* Begin DATA EXTRACT *

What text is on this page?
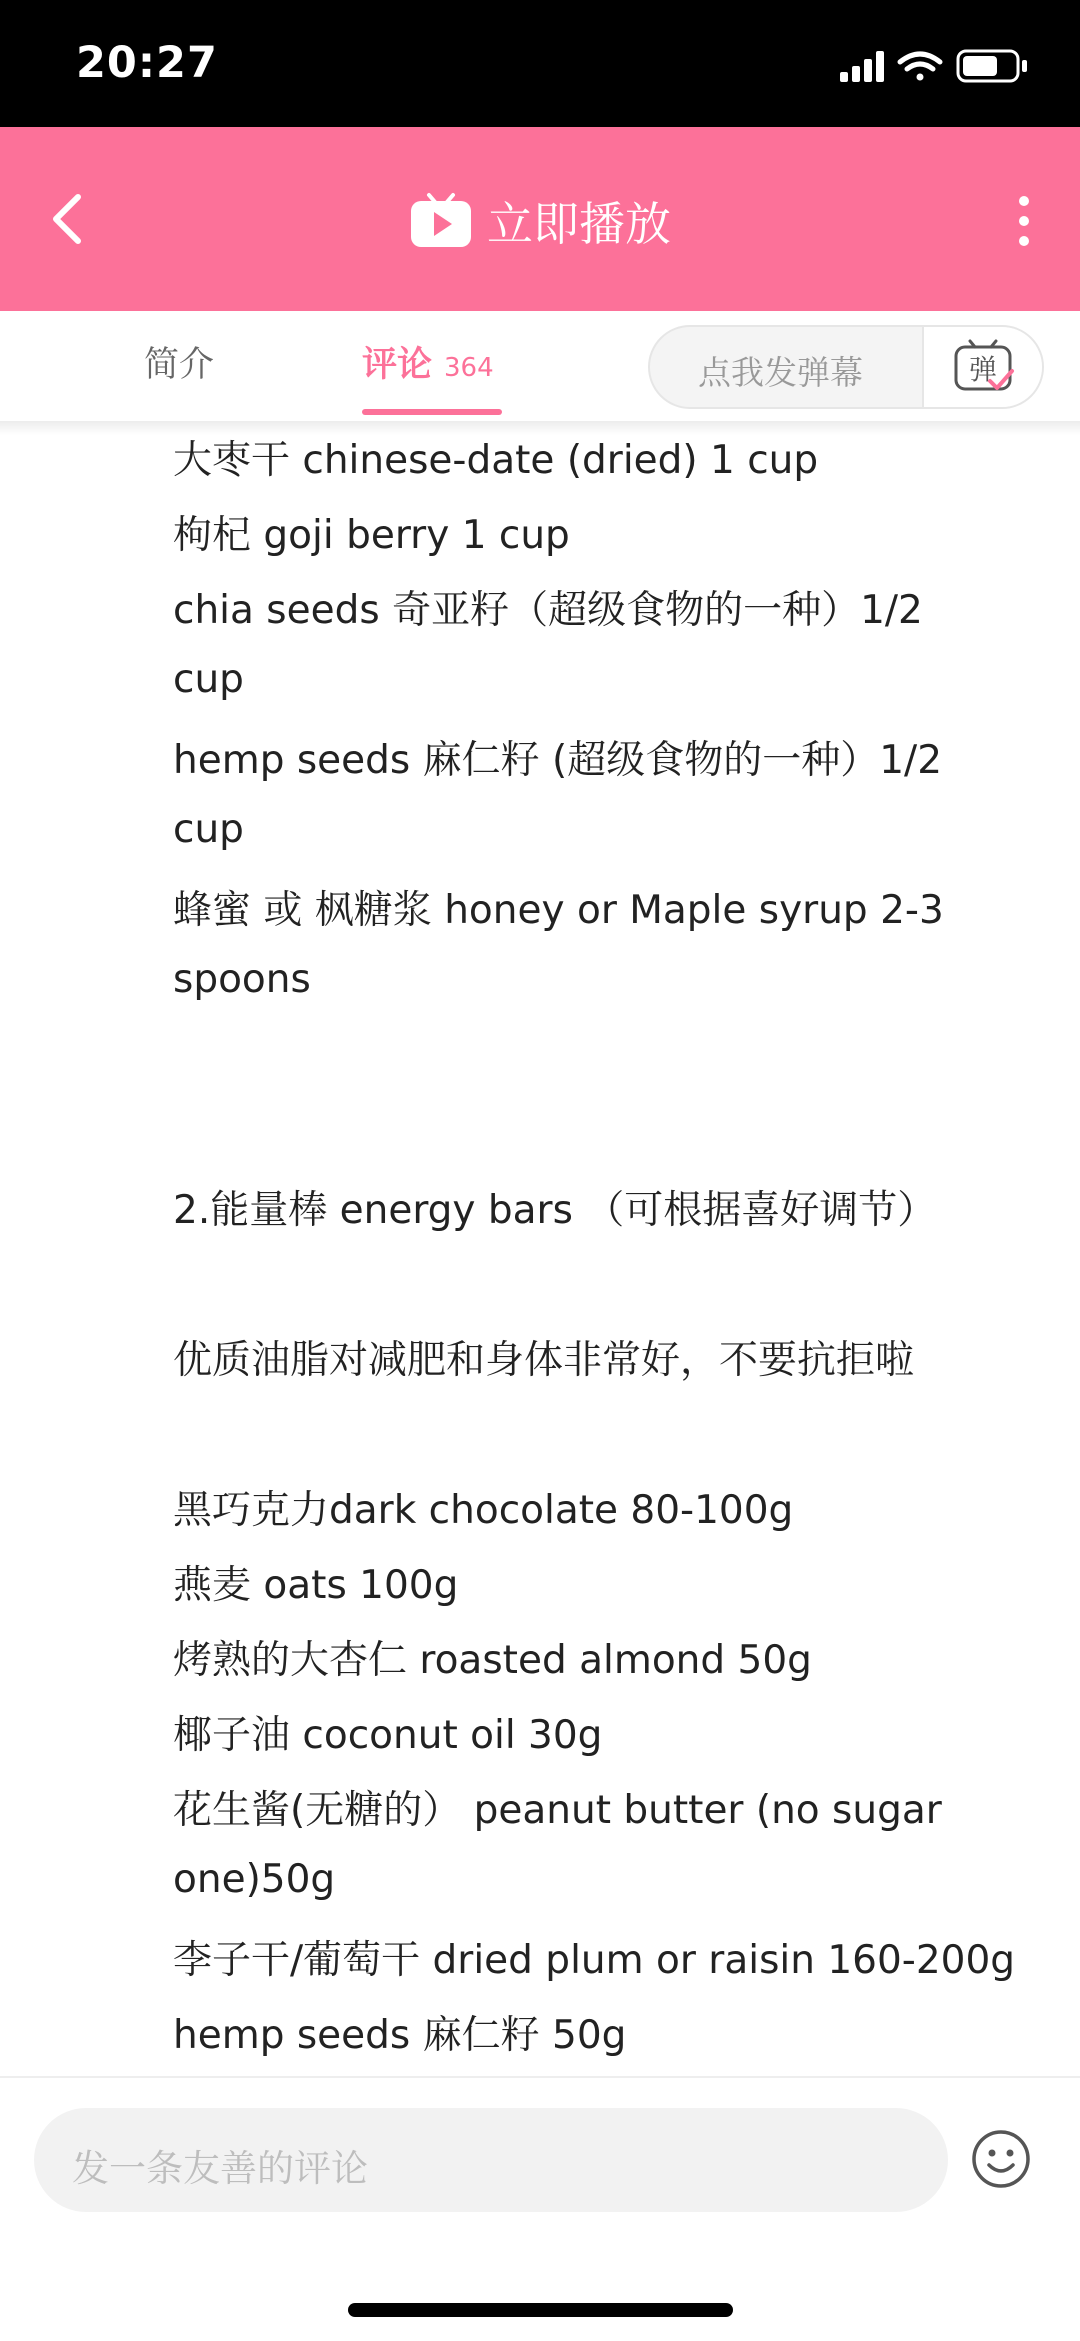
20:27
立即播放
简介	评论 364	点我发弹幕	弹
大枣干 chinese-date (dried) 1 cup
枸杞 goji berry 1 cup
chia seeds 奇亚籽（超级食物的一种）1/2
cup
hemp seeds 麻仁籽 (超级食物的一种）1/2
cup
蜂蜜 或 枫糖浆 honey or Maple syrup 2-3
spoons
2.能量棒 energy bars （可根据喜好调节）
优质油脂对减肥和身体非常好，不要抗拒啦
黑巧克力dark chocolate 80-100g
燕麦 oats 100g
烤熟的大杏仁 roasted almond 50g
椰子油 coconut oil 30g
花生酱(无糖的） peanut butter (no sugar
one)50g
李子干/葡萄干 dried plum or raisin 160-200g
hemp seeds 麻仁籽 50g
发一条友善的评论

* End DATA EXTRACT *

Reproduce every line above as written, skipping pictures.

What text is on this page?
20:27
立即播放
简介	评论 364	点我发弹幕	弹
大枣干 chinese-date (dried) 1 cup
枸杞 goji berry 1 cup
chia seeds 奇亚籽（超级食物的一种）1/2
cup
hemp seeds 麻仁籽 (超级食物的一种）1/2
cup
蜂蜜 或 枫糖浆 honey or Maple syrup 2-3
spoons
2.能量棒 energy bars （可根据喜好调节）
优质油脂对减肥和身体非常好，不要抗拒啦
黑巧克力dark chocolate 80-100g
燕麦 oats 100g
烤熟的大杏仁 roasted almond 50g
椰子油 coconut oil 30g
花生酱(无糖的） peanut butter (no sugar
one)50g
李子干/葡萄干 dried plum or raisin 160-200g
hemp seeds 麻仁籽 50g
发一条友善的评论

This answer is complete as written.